Problem requirements:
Extract every line that contains the word "прошла".

Record excerpts:
※
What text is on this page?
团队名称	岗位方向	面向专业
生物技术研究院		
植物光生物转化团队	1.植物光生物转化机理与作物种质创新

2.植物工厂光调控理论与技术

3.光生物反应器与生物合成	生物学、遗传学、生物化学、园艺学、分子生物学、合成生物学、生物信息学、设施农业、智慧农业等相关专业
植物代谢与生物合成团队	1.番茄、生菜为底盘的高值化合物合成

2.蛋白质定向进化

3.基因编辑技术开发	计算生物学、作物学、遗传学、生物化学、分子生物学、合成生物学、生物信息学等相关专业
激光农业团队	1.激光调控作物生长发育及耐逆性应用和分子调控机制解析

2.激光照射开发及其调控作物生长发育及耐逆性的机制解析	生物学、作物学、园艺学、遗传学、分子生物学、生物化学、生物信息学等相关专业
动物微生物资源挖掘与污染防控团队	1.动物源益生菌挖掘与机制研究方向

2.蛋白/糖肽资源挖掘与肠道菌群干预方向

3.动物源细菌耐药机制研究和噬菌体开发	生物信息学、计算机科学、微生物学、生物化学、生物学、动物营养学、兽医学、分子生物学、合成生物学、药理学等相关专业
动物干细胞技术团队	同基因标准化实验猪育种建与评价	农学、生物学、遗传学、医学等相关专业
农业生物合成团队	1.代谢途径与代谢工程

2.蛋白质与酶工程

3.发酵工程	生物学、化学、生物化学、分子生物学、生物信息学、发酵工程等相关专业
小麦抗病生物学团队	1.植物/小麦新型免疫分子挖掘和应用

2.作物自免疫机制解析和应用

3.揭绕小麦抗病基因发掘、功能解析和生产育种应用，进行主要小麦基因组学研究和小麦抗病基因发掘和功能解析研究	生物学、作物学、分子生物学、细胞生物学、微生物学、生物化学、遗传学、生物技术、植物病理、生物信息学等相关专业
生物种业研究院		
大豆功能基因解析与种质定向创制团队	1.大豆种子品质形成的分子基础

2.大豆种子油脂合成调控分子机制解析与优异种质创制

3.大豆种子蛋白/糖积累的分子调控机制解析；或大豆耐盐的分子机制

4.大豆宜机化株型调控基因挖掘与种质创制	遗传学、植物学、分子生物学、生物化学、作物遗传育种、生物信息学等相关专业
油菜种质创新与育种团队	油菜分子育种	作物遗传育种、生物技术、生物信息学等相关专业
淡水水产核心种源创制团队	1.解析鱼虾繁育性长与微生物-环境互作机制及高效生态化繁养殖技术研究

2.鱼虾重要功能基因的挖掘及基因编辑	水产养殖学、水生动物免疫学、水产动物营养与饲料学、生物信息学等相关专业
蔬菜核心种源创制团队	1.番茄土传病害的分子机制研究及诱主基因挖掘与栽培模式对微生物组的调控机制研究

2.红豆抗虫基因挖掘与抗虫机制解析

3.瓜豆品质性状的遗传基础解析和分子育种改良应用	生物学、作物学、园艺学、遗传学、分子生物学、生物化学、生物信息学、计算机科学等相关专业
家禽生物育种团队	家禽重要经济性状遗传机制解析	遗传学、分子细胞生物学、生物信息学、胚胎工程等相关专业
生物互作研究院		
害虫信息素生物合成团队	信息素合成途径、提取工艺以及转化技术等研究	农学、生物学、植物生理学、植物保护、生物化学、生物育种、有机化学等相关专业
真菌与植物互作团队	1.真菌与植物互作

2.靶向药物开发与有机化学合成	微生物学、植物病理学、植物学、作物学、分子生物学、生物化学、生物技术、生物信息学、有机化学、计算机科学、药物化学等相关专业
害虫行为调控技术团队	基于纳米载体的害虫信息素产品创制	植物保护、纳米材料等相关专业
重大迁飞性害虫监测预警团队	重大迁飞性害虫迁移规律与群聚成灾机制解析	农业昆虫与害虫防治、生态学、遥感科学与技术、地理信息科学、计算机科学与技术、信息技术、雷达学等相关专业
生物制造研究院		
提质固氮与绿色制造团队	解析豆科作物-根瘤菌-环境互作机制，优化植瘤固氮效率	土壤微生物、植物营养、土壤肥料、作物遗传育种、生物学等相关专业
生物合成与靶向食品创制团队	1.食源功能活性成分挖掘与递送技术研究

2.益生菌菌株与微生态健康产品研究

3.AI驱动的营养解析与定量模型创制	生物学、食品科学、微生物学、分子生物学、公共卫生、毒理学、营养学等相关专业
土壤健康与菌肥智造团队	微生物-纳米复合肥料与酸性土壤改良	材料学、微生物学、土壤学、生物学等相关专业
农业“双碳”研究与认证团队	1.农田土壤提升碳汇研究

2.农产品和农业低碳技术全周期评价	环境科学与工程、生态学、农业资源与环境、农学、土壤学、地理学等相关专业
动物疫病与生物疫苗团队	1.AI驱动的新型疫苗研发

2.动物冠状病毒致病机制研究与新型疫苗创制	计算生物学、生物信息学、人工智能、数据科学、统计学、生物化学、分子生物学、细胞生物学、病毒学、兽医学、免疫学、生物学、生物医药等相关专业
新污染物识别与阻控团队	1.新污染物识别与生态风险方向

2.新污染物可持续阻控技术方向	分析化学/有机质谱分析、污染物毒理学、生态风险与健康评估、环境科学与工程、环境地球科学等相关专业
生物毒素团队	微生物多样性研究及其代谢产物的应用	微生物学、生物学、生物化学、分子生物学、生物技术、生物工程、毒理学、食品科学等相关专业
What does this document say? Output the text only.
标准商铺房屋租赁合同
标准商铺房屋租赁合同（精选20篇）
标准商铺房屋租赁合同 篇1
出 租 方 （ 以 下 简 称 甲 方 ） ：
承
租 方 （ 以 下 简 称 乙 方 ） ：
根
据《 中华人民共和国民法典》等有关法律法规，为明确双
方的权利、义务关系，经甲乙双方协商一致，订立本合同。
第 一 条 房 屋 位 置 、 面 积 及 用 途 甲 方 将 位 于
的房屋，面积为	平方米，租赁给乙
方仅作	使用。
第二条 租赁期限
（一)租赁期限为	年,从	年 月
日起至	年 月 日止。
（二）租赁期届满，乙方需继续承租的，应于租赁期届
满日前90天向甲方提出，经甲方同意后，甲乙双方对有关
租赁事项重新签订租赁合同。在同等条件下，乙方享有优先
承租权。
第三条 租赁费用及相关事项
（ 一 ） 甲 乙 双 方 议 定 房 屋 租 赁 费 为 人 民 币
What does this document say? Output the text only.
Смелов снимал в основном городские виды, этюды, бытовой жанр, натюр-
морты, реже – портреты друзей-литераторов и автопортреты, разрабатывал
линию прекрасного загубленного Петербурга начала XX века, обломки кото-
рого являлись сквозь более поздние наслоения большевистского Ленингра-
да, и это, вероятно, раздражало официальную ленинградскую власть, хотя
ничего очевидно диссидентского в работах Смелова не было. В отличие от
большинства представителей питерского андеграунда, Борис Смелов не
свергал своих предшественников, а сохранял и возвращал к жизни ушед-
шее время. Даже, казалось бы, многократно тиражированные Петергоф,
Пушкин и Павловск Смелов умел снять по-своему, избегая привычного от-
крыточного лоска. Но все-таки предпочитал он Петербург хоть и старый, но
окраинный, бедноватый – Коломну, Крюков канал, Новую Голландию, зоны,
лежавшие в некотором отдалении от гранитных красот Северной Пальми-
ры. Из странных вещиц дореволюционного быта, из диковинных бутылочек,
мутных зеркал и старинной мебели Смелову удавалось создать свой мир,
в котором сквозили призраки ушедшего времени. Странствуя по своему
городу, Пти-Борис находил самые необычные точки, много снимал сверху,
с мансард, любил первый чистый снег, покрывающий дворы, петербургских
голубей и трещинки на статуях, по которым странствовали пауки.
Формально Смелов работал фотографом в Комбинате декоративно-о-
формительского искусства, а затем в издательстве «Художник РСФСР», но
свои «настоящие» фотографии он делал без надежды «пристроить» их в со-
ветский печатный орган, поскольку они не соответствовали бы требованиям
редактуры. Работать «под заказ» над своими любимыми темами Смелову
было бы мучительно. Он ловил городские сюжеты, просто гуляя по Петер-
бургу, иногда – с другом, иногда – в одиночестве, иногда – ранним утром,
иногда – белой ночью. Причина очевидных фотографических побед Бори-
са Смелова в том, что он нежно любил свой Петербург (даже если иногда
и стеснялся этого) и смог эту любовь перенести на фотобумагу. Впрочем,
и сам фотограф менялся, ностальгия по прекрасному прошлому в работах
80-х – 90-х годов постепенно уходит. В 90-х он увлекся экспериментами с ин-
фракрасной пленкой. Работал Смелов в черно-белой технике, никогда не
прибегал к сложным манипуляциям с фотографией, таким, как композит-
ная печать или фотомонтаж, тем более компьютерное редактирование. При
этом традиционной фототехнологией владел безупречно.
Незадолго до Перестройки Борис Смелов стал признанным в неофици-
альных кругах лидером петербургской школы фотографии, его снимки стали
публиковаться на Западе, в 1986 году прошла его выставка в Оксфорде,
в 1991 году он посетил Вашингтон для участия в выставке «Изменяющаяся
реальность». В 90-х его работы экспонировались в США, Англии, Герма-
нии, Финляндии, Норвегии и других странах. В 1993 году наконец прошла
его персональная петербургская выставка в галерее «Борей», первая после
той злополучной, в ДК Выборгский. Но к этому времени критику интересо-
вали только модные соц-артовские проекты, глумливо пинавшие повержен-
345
※
The result:
публиковаться на Западе, в 1986 году прошла его выставка в Оксфорде,
нии, Финляндии, Норвегии и других странах. В 1993 году наконец прошла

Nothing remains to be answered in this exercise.